**Task instructions:**
Leave out the pictures and repeat everything else in the records exactly.

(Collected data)
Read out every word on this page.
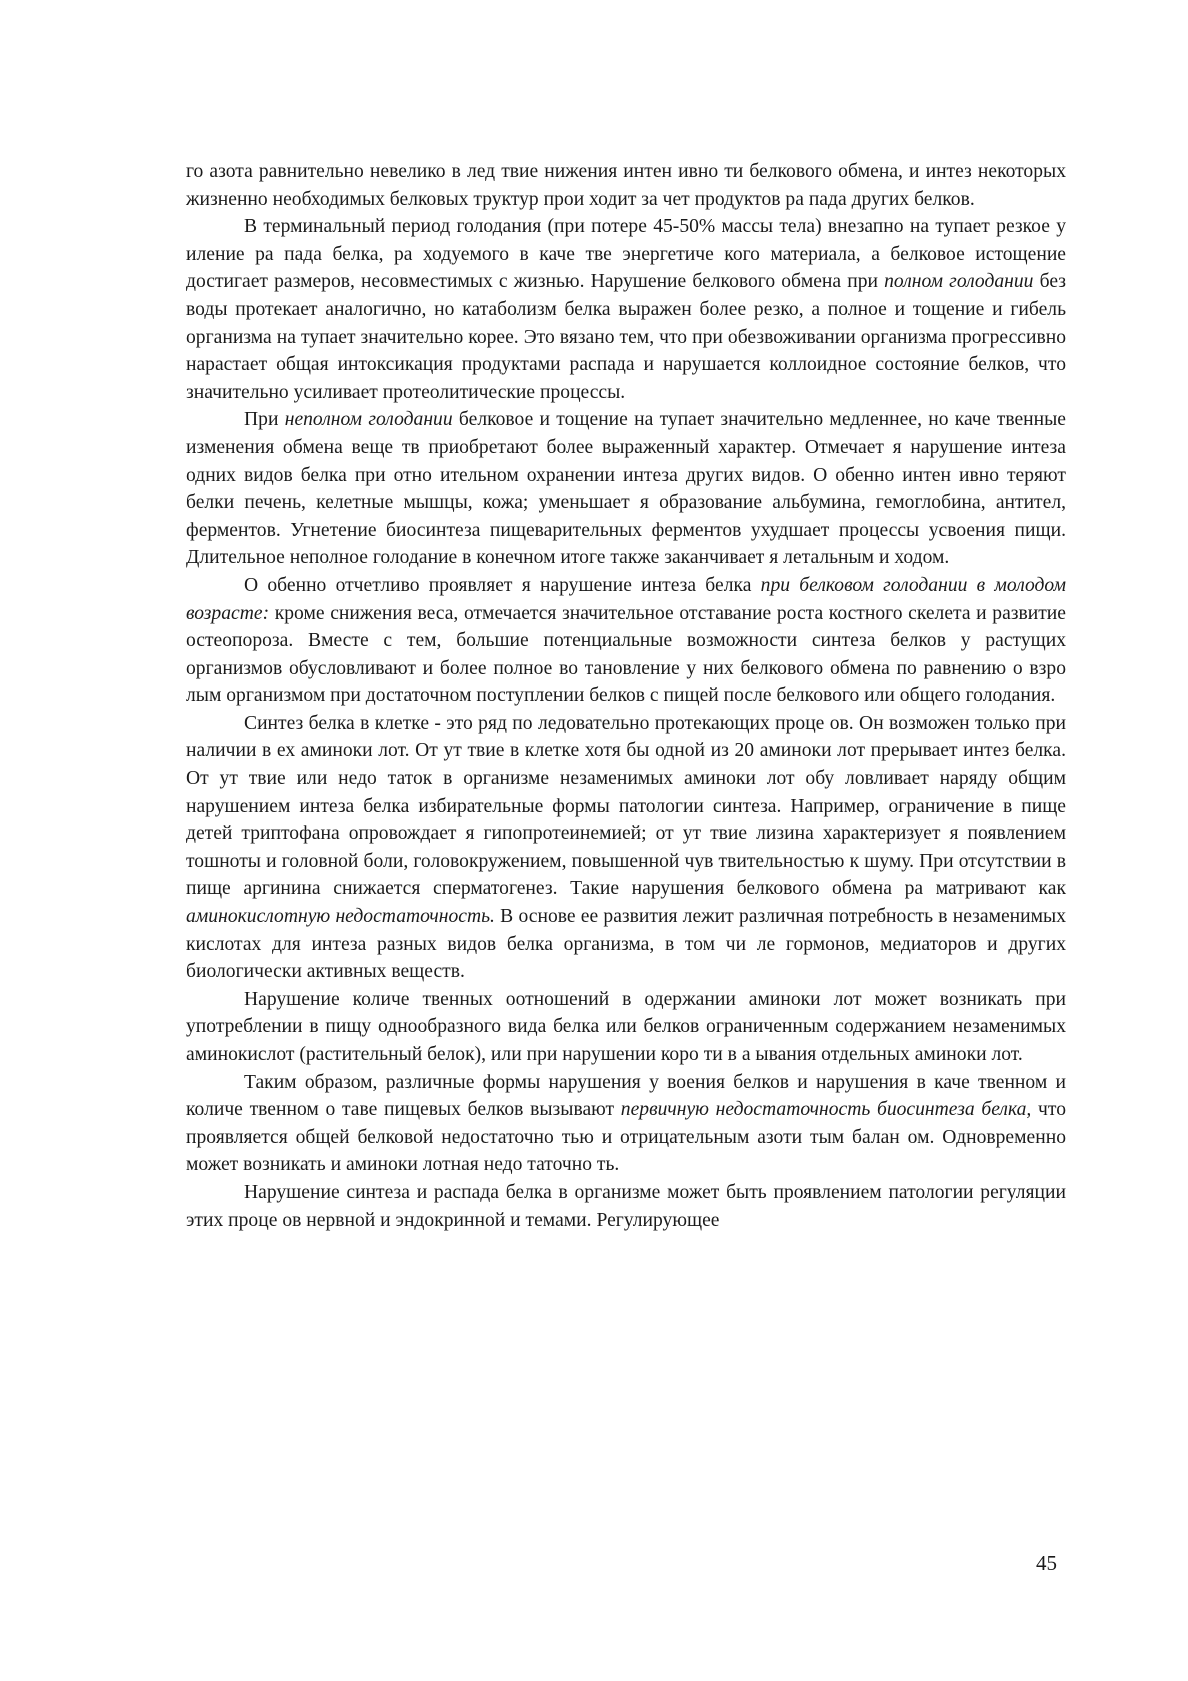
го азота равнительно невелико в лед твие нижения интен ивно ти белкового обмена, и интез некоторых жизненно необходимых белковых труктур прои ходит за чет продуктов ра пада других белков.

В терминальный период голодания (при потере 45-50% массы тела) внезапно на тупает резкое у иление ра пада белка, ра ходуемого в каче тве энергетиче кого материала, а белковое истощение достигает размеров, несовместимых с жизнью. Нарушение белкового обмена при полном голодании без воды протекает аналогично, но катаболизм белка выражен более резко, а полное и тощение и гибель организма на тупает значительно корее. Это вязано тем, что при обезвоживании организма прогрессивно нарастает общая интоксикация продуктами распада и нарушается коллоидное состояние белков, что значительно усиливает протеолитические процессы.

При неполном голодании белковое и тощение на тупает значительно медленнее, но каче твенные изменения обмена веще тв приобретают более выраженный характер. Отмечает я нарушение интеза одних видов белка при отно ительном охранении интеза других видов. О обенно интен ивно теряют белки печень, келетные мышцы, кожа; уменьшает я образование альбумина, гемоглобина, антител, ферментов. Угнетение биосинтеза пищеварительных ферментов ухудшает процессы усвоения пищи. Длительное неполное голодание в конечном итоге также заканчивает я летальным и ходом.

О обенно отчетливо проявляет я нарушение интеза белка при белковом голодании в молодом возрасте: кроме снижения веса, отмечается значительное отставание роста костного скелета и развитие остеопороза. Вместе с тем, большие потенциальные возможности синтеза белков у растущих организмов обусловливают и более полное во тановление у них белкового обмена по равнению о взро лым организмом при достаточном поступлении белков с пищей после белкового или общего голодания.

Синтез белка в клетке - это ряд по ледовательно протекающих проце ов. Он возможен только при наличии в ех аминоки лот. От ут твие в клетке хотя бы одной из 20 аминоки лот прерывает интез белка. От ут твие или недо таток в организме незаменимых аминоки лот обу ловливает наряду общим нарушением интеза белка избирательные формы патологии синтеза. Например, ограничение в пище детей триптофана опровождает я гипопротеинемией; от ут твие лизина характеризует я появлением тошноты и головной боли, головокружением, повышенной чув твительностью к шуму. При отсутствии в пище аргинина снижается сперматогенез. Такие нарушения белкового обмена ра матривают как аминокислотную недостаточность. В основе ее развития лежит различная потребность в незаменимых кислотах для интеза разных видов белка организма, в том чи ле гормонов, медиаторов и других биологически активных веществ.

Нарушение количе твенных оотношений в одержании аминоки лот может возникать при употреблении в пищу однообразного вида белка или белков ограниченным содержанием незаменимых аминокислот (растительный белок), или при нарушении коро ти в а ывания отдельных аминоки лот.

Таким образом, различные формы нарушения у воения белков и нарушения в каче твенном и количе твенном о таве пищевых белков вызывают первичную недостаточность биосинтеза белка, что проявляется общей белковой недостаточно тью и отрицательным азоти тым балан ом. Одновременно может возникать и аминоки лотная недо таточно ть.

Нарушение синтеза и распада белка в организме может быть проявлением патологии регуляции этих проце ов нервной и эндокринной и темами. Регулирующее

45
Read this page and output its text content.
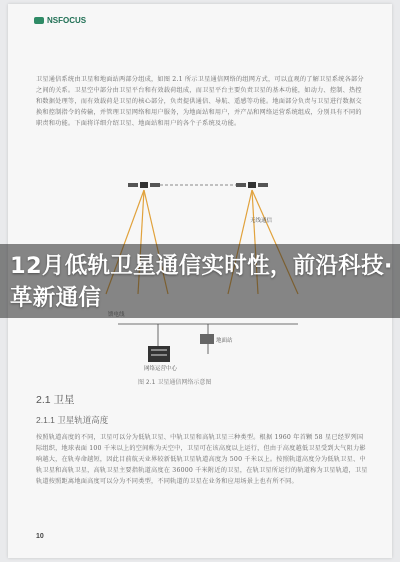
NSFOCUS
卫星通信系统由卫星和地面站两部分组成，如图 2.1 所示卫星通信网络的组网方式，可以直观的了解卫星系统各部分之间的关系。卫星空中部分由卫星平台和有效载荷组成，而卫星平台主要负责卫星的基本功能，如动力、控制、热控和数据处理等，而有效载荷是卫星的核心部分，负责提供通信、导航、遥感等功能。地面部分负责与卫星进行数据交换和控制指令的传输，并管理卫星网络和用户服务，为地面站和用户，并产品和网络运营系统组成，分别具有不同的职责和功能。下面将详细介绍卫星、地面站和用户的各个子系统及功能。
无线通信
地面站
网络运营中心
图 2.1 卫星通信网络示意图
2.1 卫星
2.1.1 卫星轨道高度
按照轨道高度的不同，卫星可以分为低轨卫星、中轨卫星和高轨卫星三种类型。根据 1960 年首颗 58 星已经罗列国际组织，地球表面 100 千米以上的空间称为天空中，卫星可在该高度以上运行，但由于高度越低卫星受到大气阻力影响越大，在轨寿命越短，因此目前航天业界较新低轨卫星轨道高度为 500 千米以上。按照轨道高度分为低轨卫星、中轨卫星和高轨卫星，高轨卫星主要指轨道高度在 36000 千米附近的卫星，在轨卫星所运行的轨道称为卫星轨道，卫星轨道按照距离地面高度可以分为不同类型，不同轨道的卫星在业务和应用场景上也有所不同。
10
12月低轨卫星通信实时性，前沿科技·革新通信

**Written solution:**
Read out every word on this page.
го азота равнительно невелико в лед твие нижения интен ивно ти белкового обмена, и интез некоторых жизненно необходимых белковых труктур прои ходит за чет продуктов ра пада других белков.

В терминальный период голодания (при потере 45-50% массы тела) внезапно на тупает резкое у иление ра пада белка, ра ходуемого в каче тве энергетиче кого материала, а белковое истощение достигает размеров, несовместимых с жизнью. Нарушение белкового обмена при полном голодании без воды протекает аналогично, но катаболизм белка выражен более резко, а полное и тощение и гибель организма на тупает значительно корее. Это вязано тем, что при обезвоживании организма прогрессивно нарастает общая интоксикация продуктами распада и нарушается коллоидное состояние белков, что значительно усиливает протеолитические процессы.

При неполном голодании белковое и тощение на тупает значительно медленнее, но каче твенные изменения обмена веще тв приобретают более выраженный характер. Отмечает я нарушение интеза одних видов белка при отно ительном охранении интеза других видов. О обенно интен ивно теряют белки печень, келетные мышцы, кожа; уменьшает я образование альбумина, гемоглобина, антител, ферментов. Угнетение биосинтеза пищеварительных ферментов ухудшает процессы усвоения пищи. Длительное неполное голодание в конечном итоге также заканчивает я летальным и ходом.

О обенно отчетливо проявляет я нарушение интеза белка при белковом голодании в молодом возрасте: кроме снижения веса, отмечается значительное отставание роста костного скелета и развитие остеопороза. Вместе с тем, большие потенциальные возможности синтеза белков у растущих организмов обусловливают и более полное во тановление у них белкового обмена по равнению о взро лым организмом при достаточном поступлении белков с пищей после белкового или общего голодания.

Синтез белка в клетке - это ряд по ледовательно протекающих проце ов. Он возможен только при наличии в ех аминоки лот. От ут твие в клетке хотя бы одной из 20 аминоки лот прерывает интез белка. От ут твие или недо таток в организме незаменимых аминоки лот обу ловливает наряду общим нарушением интеза белка избирательные формы патологии синтеза. Например, ограничение в пище детей триптофана опровождает я гипопротеинемией; от ут твие лизина характеризует я появлением тошноты и головной боли, головокружением, повышенной чув твительностью к шуму. При отсутствии в пище аргинина снижается сперматогенез. Такие нарушения белкового обмена ра матривают как аминокислотную недостаточность. В основе ее развития лежит различная потребность в незаменимых кислотах для интеза разных видов белка организма, в том чи ле гормонов, медиаторов и других биологически активных веществ.

Нарушение количе твенных оотношений в одержании аминоки лот может возникать при употреблении в пищу однообразного вида белка или белков ограниченным содержанием незаменимых аминокислот (растительный белок), или при нарушении коро ти в а ывания отдельных аминоки лот.

Таким образом, различные формы нарушения у воения белков и нарушения в каче твенном и количе твенном о таве пищевых белков вызывают первичную недостаточность биосинтеза белка, что проявляется общей белковой недостаточно тью и отрицательным азоти тым балан ом. Одновременно может возникать и аминоки лотная недо таточно ть.

Нарушение синтеза и распада белка в организме может быть проявлением патологии регуляции этих проце ов нервной и эндокринной и темами. Регулирующее

45
Read this page and output its text content.
NSFOCUS
卫星通信系统由卫星和地面站两部分组成，如图 2.1 所示卫星通信网络的组网方式，可以直观的了解卫星系统各部分之间的关系。卫星空中部分由卫星平台和有效载荷组成，而卫星平台主要负责卫星的基本功能，如动力、控制、热控和数据处理等，而有效载荷是卫星的核心部分，负责提供通信、导航、遥感等功能。地面部分负责与卫星进行数据交换和控制指令的传输，并管理卫星网络和用户服务，为地面站和用户，并产品和网络运营系统组成，分别具有不同的职责和功能。下面将详细介绍卫星、地面站和用户的各个子系统及功能。
无线通信
地面站
网络运营中心
图 2.1 卫星通信网络示意图
2.1 卫星
2.1.1 卫星轨道高度
按照轨道高度的不同，卫星可以分为低轨卫星、中轨卫星和高轨卫星三种类型。根据 1960 年首颗 58 星已经罗列国际组织，地球表面 100 千米以上的空间称为天空中，卫星可在该高度以上运行，但由于高度越低卫星受到大气阻力影响越大，在轨寿命越短，因此目前航天业界较新低轨卫星轨道高度为 500 千米以上。按照轨道高度分为低轨卫星、中轨卫星和高轨卫星，高轨卫星主要指轨道高度在 36000 千米附近的卫星，在轨卫星所运行的轨道称为卫星轨道，卫星轨道按照距离地面高度可以分为不同类型，不同轨道的卫星在业务和应用场景上也有所不同。
10
12月低轨卫星通信实时性，前沿科技·革新通信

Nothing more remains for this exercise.